Exercise task. Copy out all the data, word for word.
┌────────
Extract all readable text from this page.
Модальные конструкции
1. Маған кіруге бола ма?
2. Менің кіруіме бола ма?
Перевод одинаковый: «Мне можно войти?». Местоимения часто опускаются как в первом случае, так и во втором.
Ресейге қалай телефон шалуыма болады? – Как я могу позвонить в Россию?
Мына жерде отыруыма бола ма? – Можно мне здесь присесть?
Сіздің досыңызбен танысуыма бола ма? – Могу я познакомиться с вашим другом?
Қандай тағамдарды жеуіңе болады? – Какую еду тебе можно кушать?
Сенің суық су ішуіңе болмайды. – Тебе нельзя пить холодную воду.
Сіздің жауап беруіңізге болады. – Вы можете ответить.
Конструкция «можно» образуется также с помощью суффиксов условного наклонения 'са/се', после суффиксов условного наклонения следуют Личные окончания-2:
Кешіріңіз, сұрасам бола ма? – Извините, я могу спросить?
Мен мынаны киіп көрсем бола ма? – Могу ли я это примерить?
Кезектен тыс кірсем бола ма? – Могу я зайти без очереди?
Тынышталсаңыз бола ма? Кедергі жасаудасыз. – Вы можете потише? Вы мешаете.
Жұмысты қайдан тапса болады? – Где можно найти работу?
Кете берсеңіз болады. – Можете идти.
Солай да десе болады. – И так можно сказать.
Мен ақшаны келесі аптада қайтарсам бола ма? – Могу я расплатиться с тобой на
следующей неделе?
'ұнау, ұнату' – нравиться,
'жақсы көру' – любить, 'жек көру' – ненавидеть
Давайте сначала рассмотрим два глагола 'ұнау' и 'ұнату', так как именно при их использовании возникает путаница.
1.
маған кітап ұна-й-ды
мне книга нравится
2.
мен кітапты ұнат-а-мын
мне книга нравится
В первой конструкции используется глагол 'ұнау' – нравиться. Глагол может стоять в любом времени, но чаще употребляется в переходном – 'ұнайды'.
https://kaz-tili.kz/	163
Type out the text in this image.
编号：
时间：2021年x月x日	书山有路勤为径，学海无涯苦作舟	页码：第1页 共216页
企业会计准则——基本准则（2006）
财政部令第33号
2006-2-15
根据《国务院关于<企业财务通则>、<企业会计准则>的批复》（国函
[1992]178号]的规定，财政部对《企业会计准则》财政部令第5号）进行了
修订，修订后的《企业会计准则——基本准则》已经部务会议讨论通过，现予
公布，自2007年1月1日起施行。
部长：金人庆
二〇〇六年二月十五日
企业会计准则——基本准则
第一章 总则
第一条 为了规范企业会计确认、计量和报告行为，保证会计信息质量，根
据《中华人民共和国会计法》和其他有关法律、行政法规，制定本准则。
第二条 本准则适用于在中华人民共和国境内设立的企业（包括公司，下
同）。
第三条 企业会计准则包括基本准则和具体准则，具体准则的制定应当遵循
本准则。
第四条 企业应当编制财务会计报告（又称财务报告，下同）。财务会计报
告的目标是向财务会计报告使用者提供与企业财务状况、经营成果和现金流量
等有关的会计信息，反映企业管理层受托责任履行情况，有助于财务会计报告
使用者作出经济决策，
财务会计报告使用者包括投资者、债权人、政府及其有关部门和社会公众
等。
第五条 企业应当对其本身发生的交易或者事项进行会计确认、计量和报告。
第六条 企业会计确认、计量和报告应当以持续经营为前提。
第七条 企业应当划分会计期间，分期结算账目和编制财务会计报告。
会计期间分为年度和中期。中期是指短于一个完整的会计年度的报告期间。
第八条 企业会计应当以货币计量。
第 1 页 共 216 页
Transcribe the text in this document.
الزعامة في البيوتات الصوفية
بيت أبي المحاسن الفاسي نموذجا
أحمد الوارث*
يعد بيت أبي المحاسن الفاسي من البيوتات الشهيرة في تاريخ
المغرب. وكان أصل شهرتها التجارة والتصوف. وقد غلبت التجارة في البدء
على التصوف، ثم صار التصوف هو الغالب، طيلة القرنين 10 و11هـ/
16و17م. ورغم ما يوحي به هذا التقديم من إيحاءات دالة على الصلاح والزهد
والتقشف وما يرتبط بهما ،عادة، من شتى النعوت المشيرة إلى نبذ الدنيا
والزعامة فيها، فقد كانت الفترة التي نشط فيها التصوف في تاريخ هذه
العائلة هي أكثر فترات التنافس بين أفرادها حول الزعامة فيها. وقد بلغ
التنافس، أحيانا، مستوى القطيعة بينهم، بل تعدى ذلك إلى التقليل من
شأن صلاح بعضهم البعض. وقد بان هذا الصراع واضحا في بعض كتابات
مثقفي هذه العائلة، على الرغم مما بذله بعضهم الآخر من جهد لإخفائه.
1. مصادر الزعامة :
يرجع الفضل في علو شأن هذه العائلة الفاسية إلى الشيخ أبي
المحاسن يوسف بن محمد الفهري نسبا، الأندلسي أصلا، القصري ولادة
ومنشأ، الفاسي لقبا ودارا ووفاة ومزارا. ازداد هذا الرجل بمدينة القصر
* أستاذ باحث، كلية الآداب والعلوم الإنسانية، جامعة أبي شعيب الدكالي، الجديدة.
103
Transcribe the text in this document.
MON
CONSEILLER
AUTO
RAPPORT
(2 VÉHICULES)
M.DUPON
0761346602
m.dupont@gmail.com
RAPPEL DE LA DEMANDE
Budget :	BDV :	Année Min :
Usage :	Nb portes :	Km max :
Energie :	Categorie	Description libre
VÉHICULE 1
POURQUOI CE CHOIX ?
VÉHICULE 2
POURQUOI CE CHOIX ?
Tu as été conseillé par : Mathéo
└────────
The response.
Extract all readable text from this page.
Модальные конструкции
1. Маған кіруге бола ма?
2. Менің кіруіме бола ма?
Перевод одинаковый: «Мне можно войти?». Местоимения часто опускаются как в первом случае, так и во втором.
Ресейге қалай телефон шалуыма болады? – Как я могу позвонить в Россию?
Мына жерде отыруыма бола ма? – Можно мне здесь присесть?
Сіздің досыңызбен танысуыма бола ма? – Могу я познакомиться с вашим другом?
Қандай тағамдарды жеуіңе болады? – Какую еду тебе можно кушать?
Сенің суық су ішуіңе болмайды. – Тебе нельзя пить холодную воду.
Сіздің жауап беруіңізге болады. – Вы можете ответить.
Конструкция «можно» образуется также с помощью суффиксов условного наклонения 'са/се', после суффиксов условного наклонения следуют Личные окончания-2:
Кешіріңіз, сұрасам бола ма? – Извините, я могу спросить?
Мен мынаны киіп көрсем бола ма? – Могу ли я это примерить?
Кезектен тыс кірсем бола ма? – Могу я зайти без очереди?
Тынышталсаңыз бола ма? Кедергі жасаудасыз. – Вы можете потише? Вы мешаете.
Жұмысты қайдан тапса болады? – Где можно найти работу?
Кете берсеңіз болады. – Можете идти.
Солай да десе болады. – И так можно сказать.
Мен ақшаны келесі аптада қайтарсам бола ма? – Могу я расплатиться с тобой на
следующей неделе?
'ұнау, ұнату' – нравиться,
'жақсы көру' – любить, 'жек көру' – ненавидеть
Давайте сначала рассмотрим два глагола 'ұнау' и 'ұнату', так как именно при их использовании возникает путаница.
1.
маған кітап ұна-й-ды
мне книга нравится
2.
мен кітапты ұнат-а-мын
мне книга нравится
В первой конструкции используется глагол 'ұнау' – нравиться. Глагол может стоять в любом времени, но чаще употребляется в переходном – 'ұнайды'.
https://kaz-tili.kz/	163
Type out the text in this image.
编号：
时间：2021年x月x日	书山有路勤为径，学海无涯苦作舟	页码：第1页 共216页
企业会计准则——基本准则（2006）
财政部令第33号
2006-2-15
根据《国务院关于<企业财务通则>、<企业会计准则>的批复》（国函
[1992]178号]的规定，财政部对《企业会计准则》财政部令第5号）进行了
修订，修订后的《企业会计准则——基本准则》已经部务会议讨论通过，现予
公布，自2007年1月1日起施行。
部长：金人庆
二〇〇六年二月十五日
企业会计准则——基本准则
第一章 总则
第一条 为了规范企业会计确认、计量和报告行为，保证会计信息质量，根
据《中华人民共和国会计法》和其他有关法律、行政法规，制定本准则。
第二条 本准则适用于在中华人民共和国境内设立的企业（包括公司，下
同）。
第三条 企业会计准则包括基本准则和具体准则，具体准则的制定应当遵循
本准则。
第四条 企业应当编制财务会计报告（又称财务报告，下同）。财务会计报
告的目标是向财务会计报告使用者提供与企业财务状况、经营成果和现金流量
等有关的会计信息，反映企业管理层受托责任履行情况，有助于财务会计报告
使用者作出经济决策，
财务会计报告使用者包括投资者、债权人、政府及其有关部门和社会公众
等。
第五条 企业应当对其本身发生的交易或者事项进行会计确认、计量和报告。
第六条 企业会计确认、计量和报告应当以持续经营为前提。
第七条 企业应当划分会计期间，分期结算账目和编制财务会计报告。
会计期间分为年度和中期。中期是指短于一个完整的会计年度的报告期间。
第八条 企业会计应当以货币计量。
第 1 页 共 216 页
Transcribe the text in this document.
الزعامة في البيوتات الصوفية
بيت أبي المحاسن الفاسي نموذجا
أحمد الوارث*
يعد بيت أبي المحاسن الفاسي من البيوتات الشهيرة في تاريخ
المغرب. وكان أصل شهرتها التجارة والتصوف. وقد غلبت التجارة في البدء
على التصوف، ثم صار التصوف هو الغالب، طيلة القرنين 10 و11هـ/
16و17م. ورغم ما يوحي به هذا التقديم من إيحاءات دالة على الصلاح والزهد
والتقشف وما يرتبط بهما ،عادة، من شتى النعوت المشيرة إلى نبذ الدنيا
والزعامة فيها، فقد كانت الفترة التي نشط فيها التصوف في تاريخ هذه
العائلة هي أكثر فترات التنافس بين أفرادها حول الزعامة فيها. وقد بلغ
التنافس، أحيانا، مستوى القطيعة بينهم، بل تعدى ذلك إلى التقليل من
شأن صلاح بعضهم البعض. وقد بان هذا الصراع واضحا في بعض كتابات
مثقفي هذه العائلة، على الرغم مما بذله بعضهم الآخر من جهد لإخفائه.
1. مصادر الزعامة :
يرجع الفضل في علو شأن هذه العائلة الفاسية إلى الشيخ أبي
المحاسن يوسف بن محمد الفهري نسبا، الأندلسي أصلا، القصري ولادة
ومنشأ، الفاسي لقبا ودارا ووفاة ومزارا. ازداد هذا الرجل بمدينة القصر
* أستاذ باحث، كلية الآداب والعلوم الإنسانية، جامعة أبي شعيب الدكالي، الجديدة.
103
Transcribe the text in this document.
MON
CONSEILLER
AUTO
RAPPORT
(2 VÉHICULES)
M.DUPON
0761346602
m.dupont@gmail.com
RAPPEL DE LA DEMANDE
Budget :	BDV :	Année Min :
Usage :	Nb portes :	Km max :
Energie :	Categorie	Description libre
VÉHICULE 1
POURQUOI CE CHOIX ?
VÉHICULE 2
POURQUOI CE CHOIX ?
Tu as été conseillé par : Mathéo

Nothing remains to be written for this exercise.